*** PASSAGE TO READ

You should use the same database unless you have a current need to place them in separate databases - HOWEVER where possible you should architect your system so that you could move the data into a separate database should the need arise.
In practise this means that you should keep SQL procedures working the smallest amount of data possible - i.e. Don't have multi-step stored procs which do lots of separate actions. Have separate usps and call each from code.
Reasons to use separate databases:
1) Unrelated data - Group data that is interrelated - andonce databases get beyond a certain complexity, look to separate out blocks of related data into separate databases in order to simplify.
2) Data that is of either higher importance (e.g. Personal Details) should be separated to allow for greater security measures: e.g. screening this data from developers
3) or lower importance (e.g. Logging Info) - this probably does not need backing up - and if it's particularly volumous, you probably don't want it increasing the time taken to back up the main site database.
4) Used by applications living on different servers at different locations. Quite obviously you want to site data as close as possible to the consuming application.
Without really knowing the size and scale of your system, difficult to give full opinion, if it's just your own site, one db may work for now - if it's commercial then i'd have 4 dbs from the word go: Membership details, Forum, Bug Tracker and MainSite related stuff.
Thus in code you would have a Membership manager which only talks to the Membership db, A BugManager, A ForumManager and anything else will only talk to the MainSite db. I can't think of any reason you'd need any of these databases talking to each other.
Just my inclination: although the three apps might not share much (not yet, anyway: but what happens when a forum post wants to reference a bug report?), they all belong to the same "system," so to speak.
I would definitely put all of the tables in just one database.
In my opinion , it is better to split the database for increased flexibility, security, efficiency, and scalability.
In future if there is any addition of requirement (you never know) which is common to all the three applications , it might be a little difficult to maintain.
For example: User login /audit trace for your 3 applications.
It may sound like I'm wandering a bit, but have you taken into account another possibility, that is separating all the authentication/membership functionality into an application itself?

******

▶ CHALLENGE 1: Can you copy the rows from the one containing "Find 52 of the" through the one containing "chatbot-icon[interactable] (1204, 626, 1252, 674)", reproducing each line verbatim?

*** RECORDS FOR THE EXERCISE

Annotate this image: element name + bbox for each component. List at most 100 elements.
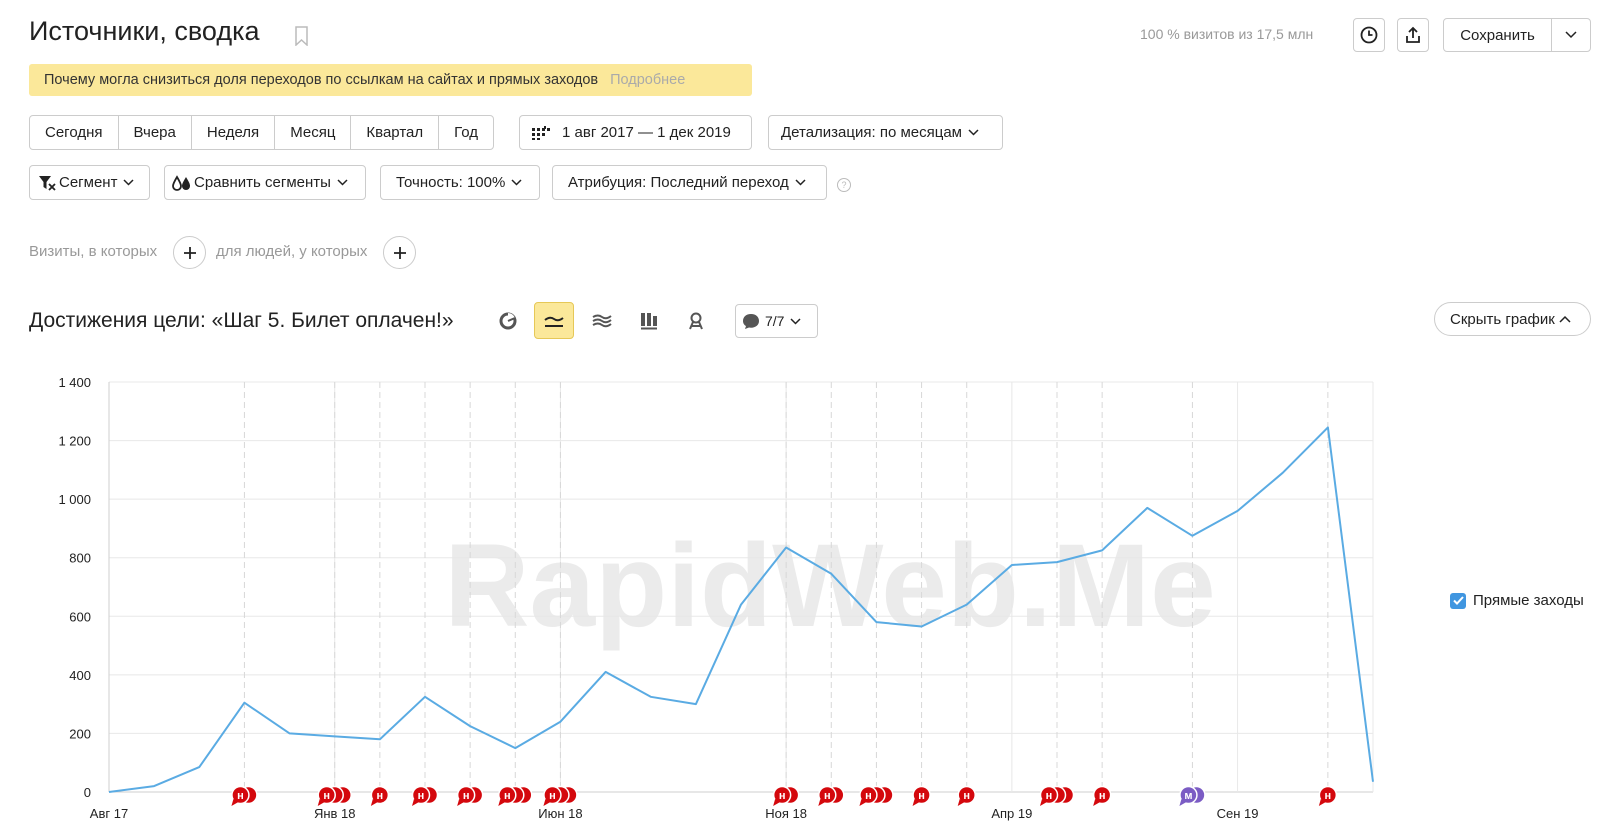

******
*** RECORDS FOR THE EXERCISE

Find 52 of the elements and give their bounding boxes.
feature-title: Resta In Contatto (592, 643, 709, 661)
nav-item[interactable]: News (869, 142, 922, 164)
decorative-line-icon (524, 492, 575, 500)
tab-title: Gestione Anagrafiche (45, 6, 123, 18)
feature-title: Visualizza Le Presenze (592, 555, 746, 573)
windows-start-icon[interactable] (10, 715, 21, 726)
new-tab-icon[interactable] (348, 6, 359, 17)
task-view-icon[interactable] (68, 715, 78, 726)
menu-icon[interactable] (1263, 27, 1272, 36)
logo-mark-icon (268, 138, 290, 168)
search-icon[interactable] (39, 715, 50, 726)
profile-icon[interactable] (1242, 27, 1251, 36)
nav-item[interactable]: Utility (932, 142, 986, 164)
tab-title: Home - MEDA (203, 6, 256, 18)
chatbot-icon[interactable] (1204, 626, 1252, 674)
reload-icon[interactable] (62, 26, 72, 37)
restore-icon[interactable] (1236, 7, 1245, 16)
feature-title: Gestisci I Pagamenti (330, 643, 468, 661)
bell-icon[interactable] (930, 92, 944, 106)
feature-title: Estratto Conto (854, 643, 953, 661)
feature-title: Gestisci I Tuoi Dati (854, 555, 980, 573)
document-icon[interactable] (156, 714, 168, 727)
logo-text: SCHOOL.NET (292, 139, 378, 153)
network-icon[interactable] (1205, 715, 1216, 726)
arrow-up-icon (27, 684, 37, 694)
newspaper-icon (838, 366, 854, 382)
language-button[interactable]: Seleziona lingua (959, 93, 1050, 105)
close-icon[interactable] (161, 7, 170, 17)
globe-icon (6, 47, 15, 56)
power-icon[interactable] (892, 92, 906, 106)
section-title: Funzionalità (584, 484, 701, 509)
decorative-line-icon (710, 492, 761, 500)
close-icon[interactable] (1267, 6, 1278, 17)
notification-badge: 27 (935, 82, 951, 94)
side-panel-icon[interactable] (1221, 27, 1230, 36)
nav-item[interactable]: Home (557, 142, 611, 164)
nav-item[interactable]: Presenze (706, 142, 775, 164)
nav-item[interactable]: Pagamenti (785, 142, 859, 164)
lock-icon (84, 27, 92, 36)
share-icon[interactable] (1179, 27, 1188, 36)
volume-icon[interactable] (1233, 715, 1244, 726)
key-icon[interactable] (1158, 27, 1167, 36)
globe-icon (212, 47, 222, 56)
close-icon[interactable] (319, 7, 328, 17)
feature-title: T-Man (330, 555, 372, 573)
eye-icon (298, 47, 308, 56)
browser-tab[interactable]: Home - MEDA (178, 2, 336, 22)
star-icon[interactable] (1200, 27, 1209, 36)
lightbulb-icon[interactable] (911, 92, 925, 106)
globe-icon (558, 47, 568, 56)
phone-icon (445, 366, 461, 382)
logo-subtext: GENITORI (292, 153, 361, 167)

******

▶ CHALLENGE 2: In the thread on splitting databases, which four databases would one answer set up from the start for a commercial system?

▶ TASK OUTPUT 1:
Find 52 of the elements and give their bounding boxes.
feature-title: Resta In Contatto (592, 643, 709, 661)
nav-item[interactable]: News (869, 142, 922, 164)
decorative-line-icon (524, 492, 575, 500)
tab-title: Gestione Anagrafiche (45, 6, 123, 18)
feature-title: Visualizza Le Presenze (592, 555, 746, 573)
windows-start-icon[interactable] (10, 715, 21, 726)
new-tab-icon[interactable] (348, 6, 359, 17)
task-view-icon[interactable] (68, 715, 78, 726)
menu-icon[interactable] (1263, 27, 1272, 36)
logo-mark-icon (268, 138, 290, 168)
search-icon[interactable] (39, 715, 50, 726)
profile-icon[interactable] (1242, 27, 1251, 36)
nav-item[interactable]: Utility (932, 142, 986, 164)
tab-title: Home - MEDA (203, 6, 256, 18)
chatbot-icon[interactable] (1204, 626, 1252, 674)

▶ TASK OUTPUT 2: Membership details, Forum, Bug Tracker, and MainSite related stuff.